** Start of Excerpted data **

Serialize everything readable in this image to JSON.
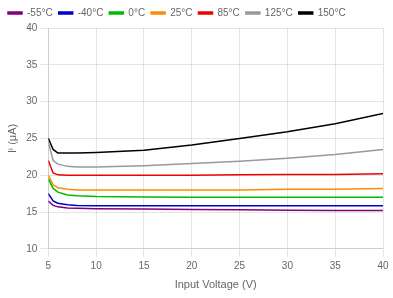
{
  "chart_data": {
    "type": "line",
    "xlabel": "Input Voltage (V)",
    "ylabel": "Iⁱ (μA)",
    "x": [
      5,
      5.5,
      6,
      7,
      8,
      10,
      15,
      20,
      25,
      30,
      35,
      40
    ],
    "series": [
      {
        "name": "-55°C",
        "color": "#800080",
        "values": [
          16.5,
          15.9,
          15.7,
          15.55,
          15.5,
          15.45,
          15.4,
          15.35,
          15.3,
          15.25,
          15.2,
          15.2
        ]
      },
      {
        "name": "-40°C",
        "color": "#0000CC",
        "values": [
          17.5,
          16.5,
          16.2,
          16.0,
          15.9,
          15.85,
          15.85,
          15.85,
          15.85,
          15.85,
          15.85,
          15.85
        ]
      },
      {
        "name": "0°C",
        "color": "#00BB00",
        "values": [
          19.5,
          18.2,
          17.7,
          17.3,
          17.2,
          17.1,
          17.05,
          17.0,
          17.0,
          17.0,
          17.0,
          17.0
        ]
      },
      {
        "name": "25°C",
        "color": "#FF8C00",
        "values": [
          20.0,
          18.7,
          18.3,
          18.1,
          18.0,
          18.0,
          18.0,
          18.0,
          18.0,
          18.1,
          18.1,
          18.2
        ]
      },
      {
        "name": "85°C",
        "color": "#EE0000",
        "values": [
          22.0,
          20.3,
          20.05,
          20.0,
          20.0,
          20.0,
          20.0,
          20.0,
          20.05,
          20.1,
          20.1,
          20.2
        ]
      },
      {
        "name": "125°C",
        "color": "#999999",
        "values": [
          24.5,
          22.0,
          21.5,
          21.2,
          21.1,
          21.1,
          21.3,
          21.6,
          21.9,
          22.3,
          22.8,
          23.5
        ]
      },
      {
        "name": "150°C",
        "color": "#000000",
        "values": [
          25.0,
          23.5,
          23.0,
          23.0,
          23.0,
          23.1,
          23.4,
          24.1,
          25.0,
          25.9,
          27.0,
          28.4
        ]
      }
    ],
    "xlim": [
      5,
      40
    ],
    "ylim": [
      10,
      40
    ],
    "xticks": [
      5,
      10,
      15,
      20,
      25,
      30,
      35,
      40
    ],
    "yticks": [
      10,
      15,
      20,
      25,
      30,
      35,
      40
    ],
    "grid": true,
    "legend": "upper left"
  }
}
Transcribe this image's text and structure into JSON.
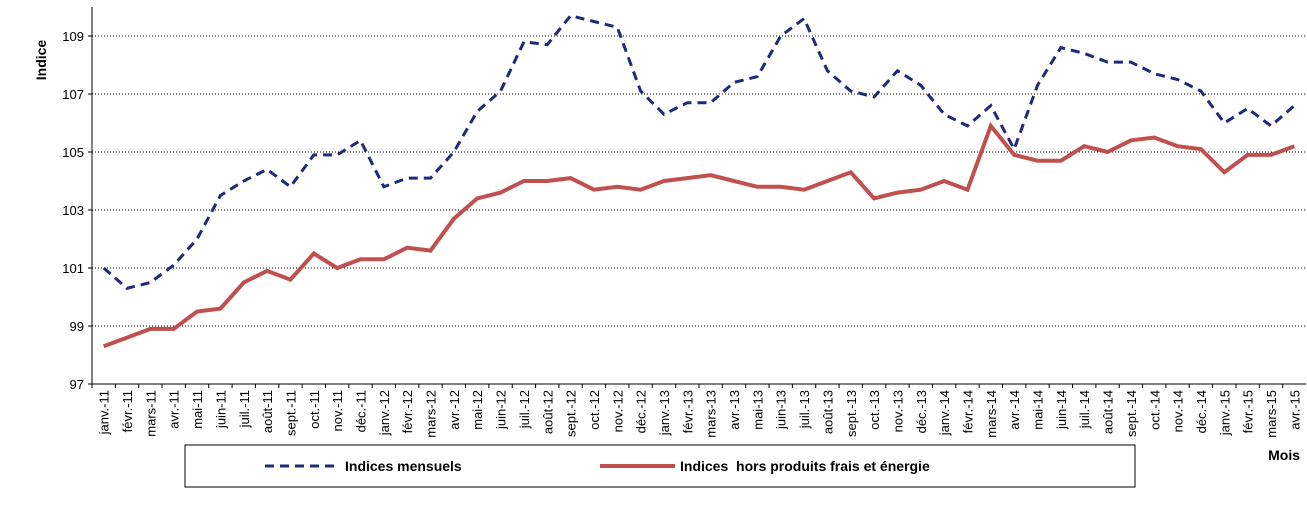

** End of Excerpted data **

=== Aim ===
Output the lines above in full and exactly as given, omitting any pictures.

=== Result ===
Serialize everything readable in this image to JSON.
{
  "chart_data": {
    "type": "line",
    "xlabel": "Input Voltage (V)",
    "ylabel": "Iⁱ (μA)",
    "x": [
      5,
      5.5,
      6,
      7,
      8,
      10,
      15,
      20,
      25,
      30,
      35,
      40
    ],
    "series": [
      {
        "name": "-55°C",
        "color": "#800080",
        "values": [
          16.5,
          15.9,
          15.7,
          15.55,
          15.5,
          15.45,
          15.4,
          15.35,
          15.3,
          15.25,
          15.2,
          15.2
        ]
      },
      {
        "name": "-40°C",
        "color": "#0000CC",
        "values": [
          17.5,
          16.5,
          16.2,
          16.0,
          15.9,
          15.85,
          15.85,
          15.85,
          15.85,
          15.85,
          15.85,
          15.85
        ]
      },
      {
        "name": "0°C",
        "color": "#00BB00",
        "values": [
          19.5,
          18.2,
          17.7,
          17.3,
          17.2,
          17.1,
          17.05,
          17.0,
          17.0,
          17.0,
          17.0,
          17.0
        ]
      },
      {
        "name": "25°C",
        "color": "#FF8C00",
        "values": [
          20.0,
          18.7,
          18.3,
          18.1,
          18.0,
          18.0,
          18.0,
          18.0,
          18.0,
          18.1,
          18.1,
          18.2
        ]
      },
      {
        "name": "85°C",
        "color": "#EE0000",
        "values": [
          22.0,
          20.3,
          20.05,
          20.0,
          20.0,
          20.0,
          20.0,
          20.0,
          20.05,
          20.1,
          20.1,
          20.2
        ]
      },
      {
        "name": "125°C",
        "color": "#999999",
        "values": [
          24.5,
          22.0,
          21.5,
          21.2,
          21.1,
          21.1,
          21.3,
          21.6,
          21.9,
          22.3,
          22.8,
          23.5
        ]
      },
      {
        "name": "150°C",
        "color": "#000000",
        "values": [
          25.0,
          23.5,
          23.0,
          23.0,
          23.0,
          23.1,
          23.4,
          24.1,
          25.0,
          25.9,
          27.0,
          28.4
        ]
      }
    ],
    "xlim": [
      5,
      40
    ],
    "ylim": [
      10,
      40
    ],
    "xticks": [
      5,
      10,
      15,
      20,
      25,
      30,
      35,
      40
    ],
    "yticks": [
      10,
      15,
      20,
      25,
      30,
      35,
      40
    ],
    "grid": true,
    "legend": "upper left"
  }
}
Transcribe this image's text and structure into JSON.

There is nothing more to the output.